## DATA LINES
↓↓↓
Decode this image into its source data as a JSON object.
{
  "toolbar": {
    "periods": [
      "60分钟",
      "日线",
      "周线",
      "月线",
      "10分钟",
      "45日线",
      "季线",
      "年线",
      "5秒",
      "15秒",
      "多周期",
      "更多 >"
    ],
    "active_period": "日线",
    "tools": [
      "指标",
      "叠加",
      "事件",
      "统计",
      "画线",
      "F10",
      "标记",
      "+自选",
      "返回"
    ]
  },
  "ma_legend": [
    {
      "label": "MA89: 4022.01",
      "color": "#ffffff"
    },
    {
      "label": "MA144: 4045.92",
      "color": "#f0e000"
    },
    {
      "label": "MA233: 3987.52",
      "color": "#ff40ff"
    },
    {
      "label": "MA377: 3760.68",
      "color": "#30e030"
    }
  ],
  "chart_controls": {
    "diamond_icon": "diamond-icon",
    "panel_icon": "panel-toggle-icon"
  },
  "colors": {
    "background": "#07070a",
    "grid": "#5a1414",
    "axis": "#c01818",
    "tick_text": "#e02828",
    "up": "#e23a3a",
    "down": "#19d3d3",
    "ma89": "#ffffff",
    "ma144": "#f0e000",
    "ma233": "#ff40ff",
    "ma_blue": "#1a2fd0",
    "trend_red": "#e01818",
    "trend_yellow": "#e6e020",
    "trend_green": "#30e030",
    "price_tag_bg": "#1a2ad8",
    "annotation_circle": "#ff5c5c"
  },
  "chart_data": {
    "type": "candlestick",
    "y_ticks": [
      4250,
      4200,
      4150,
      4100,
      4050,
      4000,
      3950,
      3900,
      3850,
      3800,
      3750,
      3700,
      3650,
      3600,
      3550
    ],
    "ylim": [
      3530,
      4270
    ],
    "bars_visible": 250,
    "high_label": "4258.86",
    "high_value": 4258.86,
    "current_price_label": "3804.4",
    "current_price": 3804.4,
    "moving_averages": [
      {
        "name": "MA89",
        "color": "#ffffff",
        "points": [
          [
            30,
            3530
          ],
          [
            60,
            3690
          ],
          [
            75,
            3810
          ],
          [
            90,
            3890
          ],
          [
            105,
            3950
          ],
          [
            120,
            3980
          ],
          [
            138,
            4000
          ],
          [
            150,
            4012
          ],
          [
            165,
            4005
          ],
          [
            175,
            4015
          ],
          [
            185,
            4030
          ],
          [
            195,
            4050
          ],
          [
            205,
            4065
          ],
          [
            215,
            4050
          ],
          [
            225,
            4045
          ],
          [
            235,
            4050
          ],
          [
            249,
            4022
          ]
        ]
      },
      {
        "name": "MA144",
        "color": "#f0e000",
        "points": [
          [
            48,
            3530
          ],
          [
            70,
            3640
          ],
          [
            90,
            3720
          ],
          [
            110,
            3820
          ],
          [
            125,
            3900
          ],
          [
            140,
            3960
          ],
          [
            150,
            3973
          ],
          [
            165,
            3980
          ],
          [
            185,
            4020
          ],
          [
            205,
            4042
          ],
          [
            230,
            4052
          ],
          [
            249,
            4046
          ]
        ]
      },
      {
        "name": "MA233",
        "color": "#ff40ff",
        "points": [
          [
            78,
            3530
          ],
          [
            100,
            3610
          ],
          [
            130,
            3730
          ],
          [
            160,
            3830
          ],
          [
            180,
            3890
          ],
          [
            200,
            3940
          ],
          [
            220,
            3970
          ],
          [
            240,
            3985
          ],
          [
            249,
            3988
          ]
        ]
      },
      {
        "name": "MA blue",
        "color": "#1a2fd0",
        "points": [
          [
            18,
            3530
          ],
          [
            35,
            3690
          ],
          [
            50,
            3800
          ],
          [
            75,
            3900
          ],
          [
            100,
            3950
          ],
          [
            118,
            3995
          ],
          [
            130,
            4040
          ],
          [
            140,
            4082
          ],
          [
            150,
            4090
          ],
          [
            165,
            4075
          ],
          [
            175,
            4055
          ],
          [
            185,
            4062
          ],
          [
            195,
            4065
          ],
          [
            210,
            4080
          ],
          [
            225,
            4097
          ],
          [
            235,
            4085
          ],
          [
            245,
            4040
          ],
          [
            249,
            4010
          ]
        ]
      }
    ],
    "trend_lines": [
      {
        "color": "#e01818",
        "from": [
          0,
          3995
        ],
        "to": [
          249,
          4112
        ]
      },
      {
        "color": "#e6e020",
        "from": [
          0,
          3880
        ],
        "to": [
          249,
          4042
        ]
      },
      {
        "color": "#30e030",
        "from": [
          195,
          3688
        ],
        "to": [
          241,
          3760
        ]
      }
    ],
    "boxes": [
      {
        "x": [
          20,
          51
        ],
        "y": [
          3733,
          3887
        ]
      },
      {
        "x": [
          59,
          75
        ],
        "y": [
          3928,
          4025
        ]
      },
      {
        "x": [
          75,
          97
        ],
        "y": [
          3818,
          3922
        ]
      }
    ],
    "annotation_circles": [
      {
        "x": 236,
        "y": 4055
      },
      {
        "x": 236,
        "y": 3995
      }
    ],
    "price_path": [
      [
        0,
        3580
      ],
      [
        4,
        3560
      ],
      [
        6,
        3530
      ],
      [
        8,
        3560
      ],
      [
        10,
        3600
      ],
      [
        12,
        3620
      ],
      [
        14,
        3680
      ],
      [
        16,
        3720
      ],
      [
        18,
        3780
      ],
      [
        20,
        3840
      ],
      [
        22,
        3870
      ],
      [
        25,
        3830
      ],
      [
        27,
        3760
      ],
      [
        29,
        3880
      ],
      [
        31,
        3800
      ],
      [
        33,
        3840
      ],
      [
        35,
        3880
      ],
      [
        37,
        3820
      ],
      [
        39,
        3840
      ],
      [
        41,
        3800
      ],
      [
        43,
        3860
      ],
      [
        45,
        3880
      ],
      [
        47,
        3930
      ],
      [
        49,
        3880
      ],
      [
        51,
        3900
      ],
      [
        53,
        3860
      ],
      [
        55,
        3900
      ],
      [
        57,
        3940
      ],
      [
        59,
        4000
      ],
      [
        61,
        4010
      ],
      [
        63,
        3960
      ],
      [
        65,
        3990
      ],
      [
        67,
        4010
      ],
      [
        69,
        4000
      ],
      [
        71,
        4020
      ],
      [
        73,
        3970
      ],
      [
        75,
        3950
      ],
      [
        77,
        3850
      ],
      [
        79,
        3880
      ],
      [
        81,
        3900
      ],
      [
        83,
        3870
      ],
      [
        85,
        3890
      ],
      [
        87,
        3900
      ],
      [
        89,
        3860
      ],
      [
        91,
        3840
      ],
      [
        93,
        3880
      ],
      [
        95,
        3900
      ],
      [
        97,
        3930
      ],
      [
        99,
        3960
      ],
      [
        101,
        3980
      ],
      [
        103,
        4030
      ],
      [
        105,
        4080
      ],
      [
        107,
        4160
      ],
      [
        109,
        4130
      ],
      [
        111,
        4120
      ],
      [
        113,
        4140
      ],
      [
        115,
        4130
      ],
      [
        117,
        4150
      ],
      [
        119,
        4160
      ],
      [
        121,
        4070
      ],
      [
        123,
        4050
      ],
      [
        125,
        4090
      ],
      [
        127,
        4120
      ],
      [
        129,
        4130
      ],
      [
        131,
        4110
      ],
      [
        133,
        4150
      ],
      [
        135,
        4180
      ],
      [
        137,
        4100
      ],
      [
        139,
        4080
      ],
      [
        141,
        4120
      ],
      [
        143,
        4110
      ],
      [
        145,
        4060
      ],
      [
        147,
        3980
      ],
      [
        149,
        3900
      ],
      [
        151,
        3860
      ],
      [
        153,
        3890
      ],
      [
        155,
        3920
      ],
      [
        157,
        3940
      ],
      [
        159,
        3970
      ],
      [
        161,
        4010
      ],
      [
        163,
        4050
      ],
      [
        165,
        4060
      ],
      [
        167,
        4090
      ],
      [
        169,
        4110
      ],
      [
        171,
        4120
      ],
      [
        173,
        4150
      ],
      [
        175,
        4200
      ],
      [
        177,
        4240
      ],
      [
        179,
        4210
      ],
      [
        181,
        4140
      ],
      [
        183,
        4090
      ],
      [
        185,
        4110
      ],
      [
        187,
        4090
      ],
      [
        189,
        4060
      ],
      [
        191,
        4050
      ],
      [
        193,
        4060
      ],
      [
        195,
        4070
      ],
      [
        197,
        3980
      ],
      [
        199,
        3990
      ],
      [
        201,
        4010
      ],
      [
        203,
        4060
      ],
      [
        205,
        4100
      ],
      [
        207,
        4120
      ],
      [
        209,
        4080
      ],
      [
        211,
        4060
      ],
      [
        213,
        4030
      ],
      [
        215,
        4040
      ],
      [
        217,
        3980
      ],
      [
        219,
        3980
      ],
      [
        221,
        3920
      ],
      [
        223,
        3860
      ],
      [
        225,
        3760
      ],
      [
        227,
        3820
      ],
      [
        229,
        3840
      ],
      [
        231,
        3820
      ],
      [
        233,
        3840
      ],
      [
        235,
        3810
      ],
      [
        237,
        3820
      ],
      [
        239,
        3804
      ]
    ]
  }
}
↑↑↑
Extract each line from the entries above that contains the string "name".

        "name": "MA89",
        "name": "MA144",
        "name": "MA233",
        "name": "MA blue",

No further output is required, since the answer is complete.